[BEGIN DATA SUPPLIED]
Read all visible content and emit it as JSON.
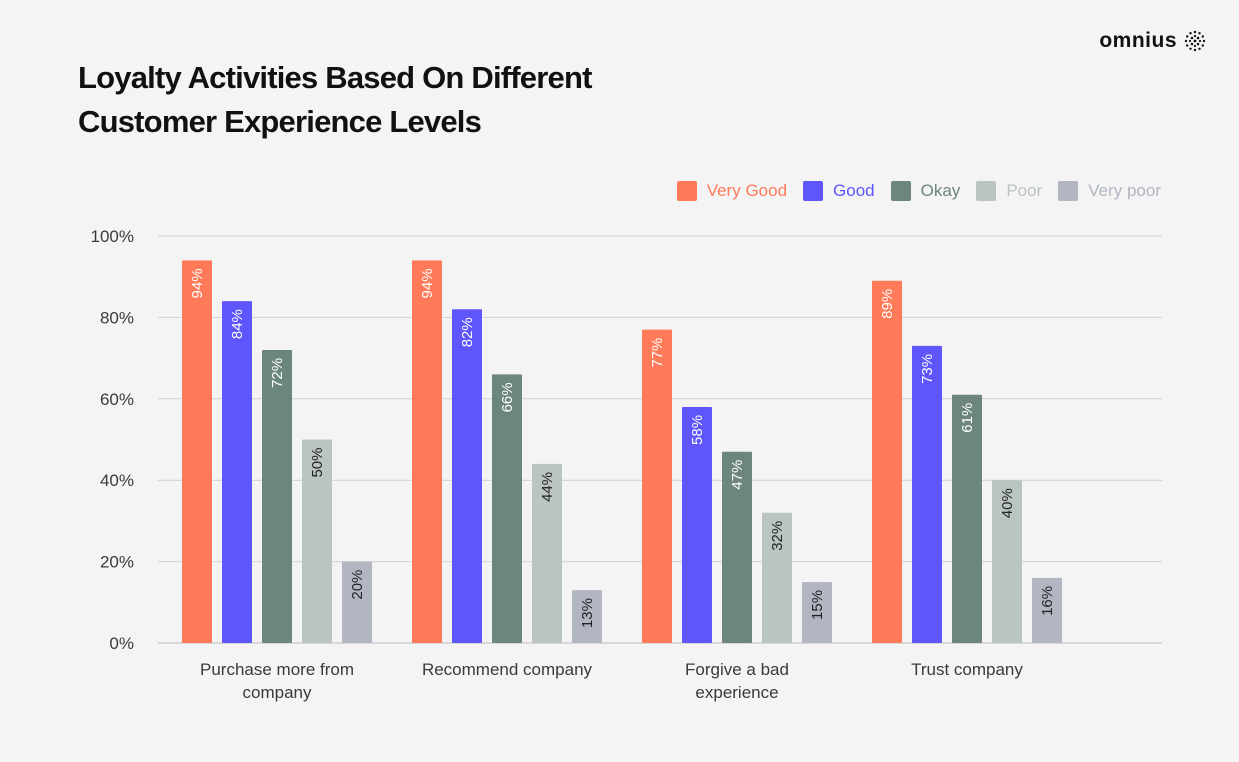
{
  "brand": {
    "name": "omnius",
    "logo_icon": "dotted-sphere-icon"
  },
  "chart_data": {
    "type": "bar",
    "title": "Loyalty Activities Based On Different Customer Experience Levels",
    "xlabel": "",
    "ylabel": "",
    "categories": [
      [
        "Purchase more from",
        "company"
      ],
      [
        "Recommend company"
      ],
      [
        "Forgive a bad",
        "experience"
      ],
      [
        "Trust company"
      ]
    ],
    "series": [
      {
        "name": "Very Good",
        "color": "#ff7a59",
        "values": [
          94,
          94,
          77,
          89
        ],
        "labels": [
          "94%",
          "94%",
          "77%",
          "89%"
        ]
      },
      {
        "name": "Good",
        "color": "#5e55fb",
        "values": [
          84,
          82,
          58,
          73
        ],
        "labels": [
          "84%",
          "82%",
          "58%",
          "73%"
        ]
      },
      {
        "name": "Okay",
        "color": "#6d867b",
        "values": [
          72,
          66,
          47,
          61
        ],
        "labels": [
          "72%",
          "66%",
          "47%",
          "61%"
        ]
      },
      {
        "name": "Poor",
        "color": "#bbc5c0",
        "values": [
          50,
          44,
          32,
          40
        ],
        "labels": [
          "50%",
          "44%",
          "32%",
          "40%"
        ]
      },
      {
        "name": "Very poor",
        "color": "#b1b6c2",
        "values": [
          20,
          13,
          15,
          16
        ],
        "labels": [
          "20%",
          "13%",
          "15%",
          "16%"
        ]
      }
    ],
    "yticks": [
      "0%",
      "20%",
      "40%",
      "60%",
      "80%",
      "100%"
    ],
    "ylim": [
      0,
      100
    ],
    "grid": true,
    "legend_position": "top-right",
    "label_color_light": "#ffffff",
    "label_color_dark": "#222222"
  }
}
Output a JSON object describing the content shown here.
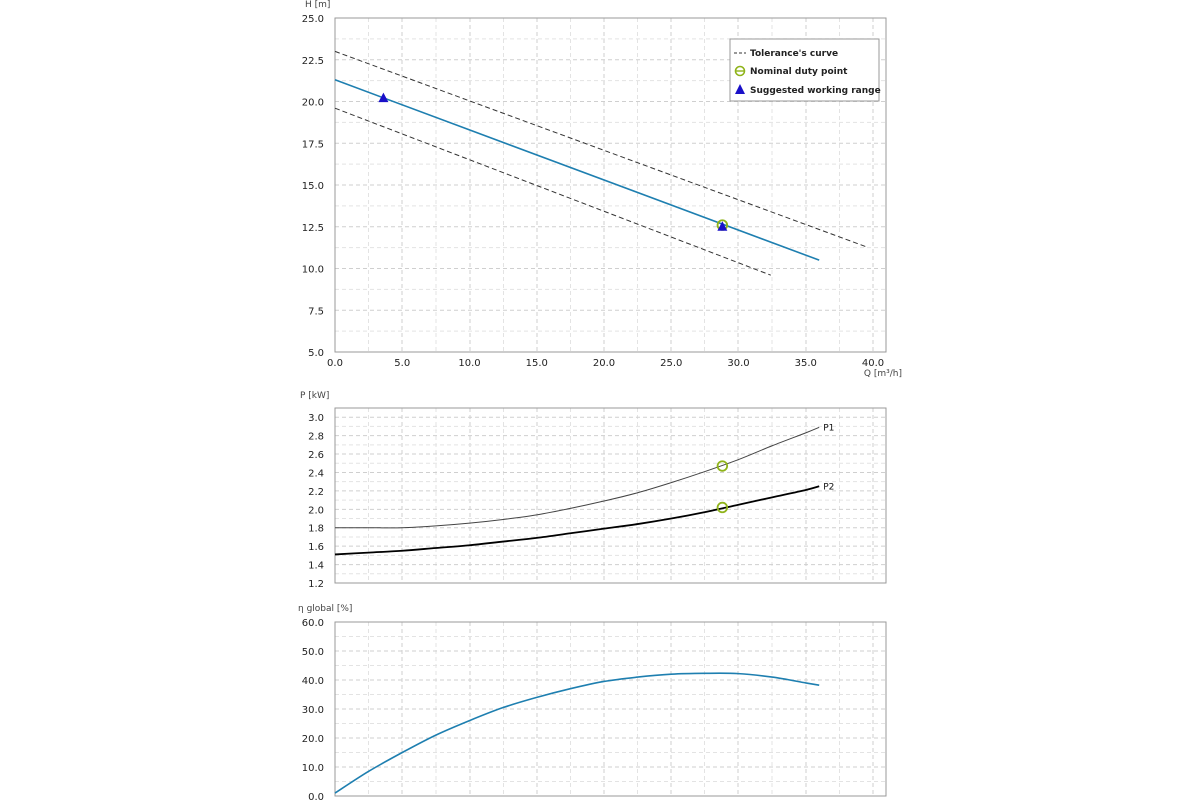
{
  "colors": {
    "curve": "#1e7fb0",
    "p1": "#444444",
    "p2": "#000000",
    "tolerance": "#333333",
    "duty": "#8fb31a",
    "range": "#1a10c8",
    "grid": "#cfcfcf"
  },
  "legend": {
    "tolerance": "Tolerance's curve",
    "duty": "Nominal duty point",
    "range": "Suggested working range"
  },
  "chart_data": [
    {
      "type": "line",
      "name": "head",
      "ylabel": "H [m]",
      "xlabel": "Q [m³/h]",
      "xlim": [
        0,
        41
      ],
      "ylim": [
        5,
        25
      ],
      "xticks": [
        "0.0",
        "5.0",
        "10.0",
        "15.0",
        "20.0",
        "25.0",
        "30.0",
        "35.0",
        "40.0"
      ],
      "yticks": [
        "5.0",
        "7.5",
        "10.0",
        "12.5",
        "15.0",
        "17.5",
        "20.0",
        "22.5",
        "25.0"
      ],
      "grid": true,
      "series": [
        {
          "name": "Pump curve",
          "x": [
            0,
            36
          ],
          "y": [
            21.3,
            10.5
          ]
        },
        {
          "name": "Tolerance upper",
          "x": [
            0,
            39.5
          ],
          "y": [
            23.0,
            11.3
          ]
        },
        {
          "name": "Tolerance lower",
          "x": [
            0,
            32.4
          ],
          "y": [
            19.6,
            9.6
          ]
        }
      ],
      "duty_point": {
        "x": 28.8,
        "y": 12.6
      },
      "range_points": [
        {
          "x": 3.6,
          "y": 20.2
        },
        {
          "x": 28.8,
          "y": 12.5
        }
      ]
    },
    {
      "type": "line",
      "name": "power",
      "ylabel": "P [kW]",
      "xlim": [
        0,
        41
      ],
      "ylim": [
        1.2,
        3.1
      ],
      "yticks": [
        "1.2",
        "1.4",
        "1.6",
        "1.8",
        "2.0",
        "2.2",
        "2.4",
        "2.6",
        "2.8",
        "3.0"
      ],
      "grid": true,
      "series": [
        {
          "name": "P1",
          "x": [
            0,
            2.5,
            5,
            7.5,
            10,
            12.5,
            15,
            17.5,
            20,
            22.5,
            25,
            27.5,
            30,
            32.5,
            35,
            36
          ],
          "y": [
            1.8,
            1.8,
            1.8,
            1.82,
            1.85,
            1.89,
            1.94,
            2.01,
            2.09,
            2.18,
            2.29,
            2.41,
            2.54,
            2.69,
            2.83,
            2.89
          ]
        },
        {
          "name": "P2",
          "x": [
            0,
            2.5,
            5,
            7.5,
            10,
            12.5,
            15,
            17.5,
            20,
            22.5,
            25,
            27.5,
            30,
            32.5,
            35,
            36
          ],
          "y": [
            1.51,
            1.53,
            1.55,
            1.58,
            1.61,
            1.65,
            1.69,
            1.74,
            1.79,
            1.84,
            1.9,
            1.97,
            2.05,
            2.13,
            2.21,
            2.25
          ]
        }
      ],
      "duty_points": [
        {
          "x": 28.8,
          "y": 2.47
        },
        {
          "x": 28.8,
          "y": 2.02
        }
      ]
    },
    {
      "type": "line",
      "name": "efficiency",
      "ylabel": "η global [%]",
      "xlim": [
        0,
        41
      ],
      "ylim": [
        0,
        60
      ],
      "yticks": [
        "0.0",
        "10.0",
        "20.0",
        "30.0",
        "40.0",
        "50.0",
        "60.0"
      ],
      "grid": true,
      "series": [
        {
          "name": "η global",
          "x": [
            0,
            2.5,
            5,
            7.5,
            10,
            12.5,
            15,
            17.5,
            20,
            22.5,
            25,
            27.5,
            30,
            32.5,
            35,
            36
          ],
          "y": [
            1.0,
            8.5,
            15.0,
            21.0,
            26.0,
            30.5,
            34.0,
            37.0,
            39.5,
            41.0,
            42.0,
            42.3,
            42.2,
            41.0,
            39.0,
            38.2
          ]
        }
      ]
    }
  ]
}
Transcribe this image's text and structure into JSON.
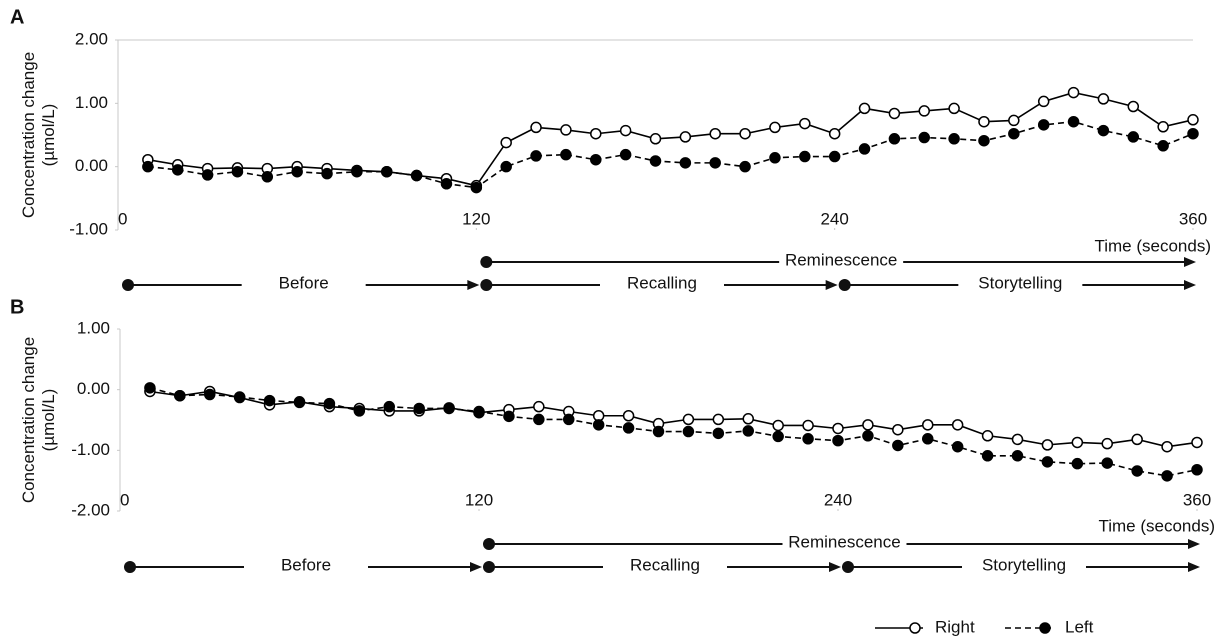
[END DATA SUPPLIED]
■ WHAT YOU WILL DO:
Will you restate every entry word for word and omit the images?

■ ANSWER IN FULL:
Read all visible content and emit it as JSON.
{
  "brand": {
    "name": "omnius",
    "logo_icon": "dotted-sphere-icon"
  },
  "chart_data": {
    "type": "bar",
    "title": "Loyalty Activities Based On Different Customer Experience Levels",
    "xlabel": "",
    "ylabel": "",
    "categories": [
      [
        "Purchase more from",
        "company"
      ],
      [
        "Recommend company"
      ],
      [
        "Forgive a bad",
        "experience"
      ],
      [
        "Trust company"
      ]
    ],
    "series": [
      {
        "name": "Very Good",
        "color": "#ff7a59",
        "values": [
          94,
          94,
          77,
          89
        ],
        "labels": [
          "94%",
          "94%",
          "77%",
          "89%"
        ]
      },
      {
        "name": "Good",
        "color": "#5e55fb",
        "values": [
          84,
          82,
          58,
          73
        ],
        "labels": [
          "84%",
          "82%",
          "58%",
          "73%"
        ]
      },
      {
        "name": "Okay",
        "color": "#6d867b",
        "values": [
          72,
          66,
          47,
          61
        ],
        "labels": [
          "72%",
          "66%",
          "47%",
          "61%"
        ]
      },
      {
        "name": "Poor",
        "color": "#bbc5c0",
        "values": [
          50,
          44,
          32,
          40
        ],
        "labels": [
          "50%",
          "44%",
          "32%",
          "40%"
        ]
      },
      {
        "name": "Very poor",
        "color": "#b1b6c2",
        "values": [
          20,
          13,
          15,
          16
        ],
        "labels": [
          "20%",
          "13%",
          "15%",
          "16%"
        ]
      }
    ],
    "yticks": [
      "0%",
      "20%",
      "40%",
      "60%",
      "80%",
      "100%"
    ],
    "ylim": [
      0,
      100
    ],
    "grid": true,
    "legend_position": "top-right",
    "label_color_light": "#ffffff",
    "label_color_dark": "#222222"
  }
}
Output a JSON object describing the content shown here.
{
  "colors": {
    "curve": "#1e7fb0",
    "p1": "#444444",
    "p2": "#000000",
    "tolerance": "#333333",
    "duty": "#8fb31a",
    "range": "#1a10c8",
    "grid": "#cfcfcf"
  },
  "legend": {
    "tolerance": "Tolerance's curve",
    "duty": "Nominal duty point",
    "range": "Suggested working range"
  },
  "chart_data": [
    {
      "type": "line",
      "name": "head",
      "ylabel": "H [m]",
      "xlabel": "Q [m³/h]",
      "xlim": [
        0,
        41
      ],
      "ylim": [
        5,
        25
      ],
      "xticks": [
        "0.0",
        "5.0",
        "10.0",
        "15.0",
        "20.0",
        "25.0",
        "30.0",
        "35.0",
        "40.0"
      ],
      "yticks": [
        "5.0",
        "7.5",
        "10.0",
        "12.5",
        "15.0",
        "17.5",
        "20.0",
        "22.5",
        "25.0"
      ],
      "grid": true,
      "series": [
        {
          "name": "Pump curve",
          "x": [
            0,
            36
          ],
          "y": [
            21.3,
            10.5
          ]
        },
        {
          "name": "Tolerance upper",
          "x": [
            0,
            39.5
          ],
          "y": [
            23.0,
            11.3
          ]
        },
        {
          "name": "Tolerance lower",
          "x": [
            0,
            32.4
          ],
          "y": [
            19.6,
            9.6
          ]
        }
      ],
      "duty_point": {
        "x": 28.8,
        "y": 12.6
      },
      "range_points": [
        {
          "x": 3.6,
          "y": 20.2
        },
        {
          "x": 28.8,
          "y": 12.5
        }
      ]
    },
    {
      "type": "line",
      "name": "power",
      "ylabel": "P [kW]",
      "xlim": [
        0,
        41
      ],
      "ylim": [
        1.2,
        3.1
      ],
      "yticks": [
        "1.2",
        "1.4",
        "1.6",
        "1.8",
        "2.0",
        "2.2",
        "2.4",
        "2.6",
        "2.8",
        "3.0"
      ],
      "grid": true,
      "series": [
        {
          "name": "P1",
          "x": [
            0,
            2.5,
            5,
            7.5,
            10,
            12.5,
            15,
            17.5,
            20,
            22.5,
            25,
            27.5,
            30,
            32.5,
            35,
            36
          ],
          "y": [
            1.8,
            1.8,
            1.8,
            1.82,
            1.85,
            1.89,
            1.94,
            2.01,
            2.09,
            2.18,
            2.29,
            2.41,
            2.54,
            2.69,
            2.83,
            2.89
          ]
        },
        {
          "name": "P2",
          "x": [
            0,
            2.5,
            5,
            7.5,
            10,
            12.5,
            15,
            17.5,
            20,
            22.5,
            25,
            27.5,
            30,
            32.5,
            35,
            36
          ],
          "y": [
            1.51,
            1.53,
            1.55,
            1.58,
            1.61,
            1.65,
            1.69,
            1.74,
            1.79,
            1.84,
            1.9,
            1.97,
            2.05,
            2.13,
            2.21,
            2.25
          ]
        }
      ],
      "duty_points": [
        {
          "x": 28.8,
          "y": 2.47
        },
        {
          "x": 28.8,
          "y": 2.02
        }
      ]
    },
    {
      "type": "line",
      "name": "efficiency",
      "ylabel": "η global [%]",
      "xlim": [
        0,
        41
      ],
      "ylim": [
        0,
        60
      ],
      "yticks": [
        "0.0",
        "10.0",
        "20.0",
        "30.0",
        "40.0",
        "50.0",
        "60.0"
      ],
      "grid": true,
      "series": [
        {
          "name": "η global",
          "x": [
            0,
            2.5,
            5,
            7.5,
            10,
            12.5,
            15,
            17.5,
            20,
            22.5,
            25,
            27.5,
            30,
            32.5,
            35,
            36
          ],
          "y": [
            1.0,
            8.5,
            15.0,
            21.0,
            26.0,
            30.5,
            34.0,
            37.0,
            39.5,
            41.0,
            42.0,
            42.3,
            42.2,
            41.0,
            39.0,
            38.2
          ]
        }
      ]
    }
  ]
}
Transcribe this image's text and structure into JSON.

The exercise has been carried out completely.